_Problem to work on:_ Extract the full set of records, then give each one again exactly.

_Records:_
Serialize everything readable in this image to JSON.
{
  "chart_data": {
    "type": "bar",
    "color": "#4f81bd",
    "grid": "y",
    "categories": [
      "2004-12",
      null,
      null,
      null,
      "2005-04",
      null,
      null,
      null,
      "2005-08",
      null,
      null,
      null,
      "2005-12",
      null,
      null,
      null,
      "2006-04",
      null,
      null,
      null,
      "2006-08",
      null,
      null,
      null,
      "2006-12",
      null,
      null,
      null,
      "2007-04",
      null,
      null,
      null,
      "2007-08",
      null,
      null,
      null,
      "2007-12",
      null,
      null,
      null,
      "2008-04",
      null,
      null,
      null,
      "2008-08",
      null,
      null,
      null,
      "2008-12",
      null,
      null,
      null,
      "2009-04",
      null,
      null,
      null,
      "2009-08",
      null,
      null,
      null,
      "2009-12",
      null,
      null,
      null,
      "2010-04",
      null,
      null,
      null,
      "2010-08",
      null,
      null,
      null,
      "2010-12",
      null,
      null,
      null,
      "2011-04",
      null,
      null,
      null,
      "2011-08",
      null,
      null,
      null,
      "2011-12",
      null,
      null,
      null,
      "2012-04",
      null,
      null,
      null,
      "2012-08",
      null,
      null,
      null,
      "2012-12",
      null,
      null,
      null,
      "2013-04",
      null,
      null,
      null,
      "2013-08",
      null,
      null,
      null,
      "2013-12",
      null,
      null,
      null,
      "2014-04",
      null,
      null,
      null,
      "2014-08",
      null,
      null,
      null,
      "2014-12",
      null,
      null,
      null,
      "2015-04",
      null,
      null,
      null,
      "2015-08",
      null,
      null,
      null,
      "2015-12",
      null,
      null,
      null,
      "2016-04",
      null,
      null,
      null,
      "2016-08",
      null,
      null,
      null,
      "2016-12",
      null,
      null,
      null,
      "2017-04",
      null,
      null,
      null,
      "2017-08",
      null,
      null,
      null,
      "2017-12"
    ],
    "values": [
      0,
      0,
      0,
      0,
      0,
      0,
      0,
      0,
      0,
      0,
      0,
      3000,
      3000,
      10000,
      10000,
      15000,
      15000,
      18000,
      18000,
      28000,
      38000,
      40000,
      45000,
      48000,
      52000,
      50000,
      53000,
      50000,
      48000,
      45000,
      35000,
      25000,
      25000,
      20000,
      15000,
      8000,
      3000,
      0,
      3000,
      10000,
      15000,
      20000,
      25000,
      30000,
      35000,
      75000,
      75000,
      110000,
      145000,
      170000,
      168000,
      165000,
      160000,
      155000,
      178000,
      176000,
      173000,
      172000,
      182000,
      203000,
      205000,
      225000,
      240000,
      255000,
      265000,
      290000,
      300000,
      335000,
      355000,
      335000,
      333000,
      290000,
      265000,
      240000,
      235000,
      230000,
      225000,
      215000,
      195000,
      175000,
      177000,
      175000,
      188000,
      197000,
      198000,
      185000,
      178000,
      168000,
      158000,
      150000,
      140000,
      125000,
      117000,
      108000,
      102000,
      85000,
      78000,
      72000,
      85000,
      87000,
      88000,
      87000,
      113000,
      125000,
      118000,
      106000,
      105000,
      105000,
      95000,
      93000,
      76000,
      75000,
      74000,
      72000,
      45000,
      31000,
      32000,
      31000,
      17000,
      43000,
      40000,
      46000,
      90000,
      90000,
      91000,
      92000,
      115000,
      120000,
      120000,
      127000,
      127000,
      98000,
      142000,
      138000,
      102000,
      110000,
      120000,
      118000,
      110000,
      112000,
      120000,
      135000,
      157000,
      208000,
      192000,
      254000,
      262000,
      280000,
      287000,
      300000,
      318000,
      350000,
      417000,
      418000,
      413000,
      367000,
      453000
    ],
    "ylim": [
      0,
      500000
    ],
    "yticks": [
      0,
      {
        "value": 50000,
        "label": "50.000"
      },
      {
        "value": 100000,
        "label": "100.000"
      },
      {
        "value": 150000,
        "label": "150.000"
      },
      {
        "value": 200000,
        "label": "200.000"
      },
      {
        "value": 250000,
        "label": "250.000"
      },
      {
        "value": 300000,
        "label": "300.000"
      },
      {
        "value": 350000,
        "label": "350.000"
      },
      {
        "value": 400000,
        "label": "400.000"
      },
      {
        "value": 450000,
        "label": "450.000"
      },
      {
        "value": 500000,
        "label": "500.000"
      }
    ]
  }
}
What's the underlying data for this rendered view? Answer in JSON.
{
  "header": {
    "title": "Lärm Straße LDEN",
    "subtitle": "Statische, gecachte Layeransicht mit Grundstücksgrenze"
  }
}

_Task response:_
Serialize everything readable in this image to JSON.
{
  "chart_data": {
    "type": "bar",
    "color": "#4f81bd",
    "grid": "y",
    "categories": [
      "2004-12",
      null,
      null,
      null,
      "2005-04",
      null,
      null,
      null,
      "2005-08",
      null,
      null,
      null,
      "2005-12",
      null,
      null,
      null,
      "2006-04",
      null,
      null,
      null,
      "2006-08",
      null,
      null,
      null,
      "2006-12",
      null,
      null,
      null,
      "2007-04",
      null,
      null,
      null,
      "2007-08",
      null,
      null,
      null,
      "2007-12",
      null,
      null,
      null,
      "2008-04",
      null,
      null,
      null,
      "2008-08",
      null,
      null,
      null,
      "2008-12",
      null,
      null,
      null,
      "2009-04",
      null,
      null,
      null,
      "2009-08",
      null,
      null,
      null,
      "2009-12",
      null,
      null,
      null,
      "2010-04",
      null,
      null,
      null,
      "2010-08",
      null,
      null,
      null,
      "2010-12",
      null,
      null,
      null,
      "2011-04",
      null,
      null,
      null,
      "2011-08",
      null,
      null,
      null,
      "2011-12",
      null,
      null,
      null,
      "2012-04",
      null,
      null,
      null,
      "2012-08",
      null,
      null,
      null,
      "2012-12",
      null,
      null,
      null,
      "2013-04",
      null,
      null,
      null,
      "2013-08",
      null,
      null,
      null,
      "2013-12",
      null,
      null,
      null,
      "2014-04",
      null,
      null,
      null,
      "2014-08",
      null,
      null,
      null,
      "2014-12",
      null,
      null,
      null,
      "2015-04",
      null,
      null,
      null,
      "2015-08",
      null,
      null,
      null,
      "2015-12",
      null,
      null,
      null,
      "2016-04",
      null,
      null,
      null,
      "2016-08",
      null,
      null,
      null,
      "2016-12",
      null,
      null,
      null,
      "2017-04",
      null,
      null,
      null,
      "2017-08",
      null,
      null,
      null,
      "2017-12"
    ],
    "values": [
      0,
      0,
      0,
      0,
      0,
      0,
      0,
      0,
      0,
      0,
      0,
      3000,
      3000,
      10000,
      10000,
      15000,
      15000,
      18000,
      18000,
      28000,
      38000,
      40000,
      45000,
      48000,
      52000,
      50000,
      53000,
      50000,
      48000,
      45000,
      35000,
      25000,
      25000,
      20000,
      15000,
      8000,
      3000,
      0,
      3000,
      10000,
      15000,
      20000,
      25000,
      30000,
      35000,
      75000,
      75000,
      110000,
      145000,
      170000,
      168000,
      165000,
      160000,
      155000,
      178000,
      176000,
      173000,
      172000,
      182000,
      203000,
      205000,
      225000,
      240000,
      255000,
      265000,
      290000,
      300000,
      335000,
      355000,
      335000,
      333000,
      290000,
      265000,
      240000,
      235000,
      230000,
      225000,
      215000,
      195000,
      175000,
      177000,
      175000,
      188000,
      197000,
      198000,
      185000,
      178000,
      168000,
      158000,
      150000,
      140000,
      125000,
      117000,
      108000,
      102000,
      85000,
      78000,
      72000,
      85000,
      87000,
      88000,
      87000,
      113000,
      125000,
      118000,
      106000,
      105000,
      105000,
      95000,
      93000,
      76000,
      75000,
      74000,
      72000,
      45000,
      31000,
      32000,
      31000,
      17000,
      43000,
      40000,
      46000,
      90000,
      90000,
      91000,
      92000,
      115000,
      120000,
      120000,
      127000,
      127000,
      98000,
      142000,
      138000,
      102000,
      110000,
      120000,
      118000,
      110000,
      112000,
      120000,
      135000,
      157000,
      208000,
      192000,
      254000,
      262000,
      280000,
      287000,
      300000,
      318000,
      350000,
      417000,
      418000,
      413000,
      367000,
      453000
    ],
    "ylim": [
      0,
      500000
    ],
    "yticks": [
      0,
      {
        "value": 50000,
        "label": "50.000"
      },
      {
        "value": 100000,
        "label": "100.000"
      },
      {
        "value": 150000,
        "label": "150.000"
      },
      {
        "value": 200000,
        "label": "200.000"
      },
      {
        "value": 250000,
        "label": "250.000"
      },
      {
        "value": 300000,
        "label": "300.000"
      },
      {
        "value": 350000,
        "label": "350.000"
      },
      {
        "value": 400000,
        "label": "400.000"
      },
      {
        "value": 450000,
        "label": "450.000"
      },
      {
        "value": 500000,
        "label": "500.000"
      }
    ]
  }
}
What's the underlying data for this rendered view? Answer in JSON.
{
  "header": {
    "title": "Lärm Straße LDEN",
    "subtitle": "Statische, gecachte Layeransicht mit Grundstücksgrenze"
  }
}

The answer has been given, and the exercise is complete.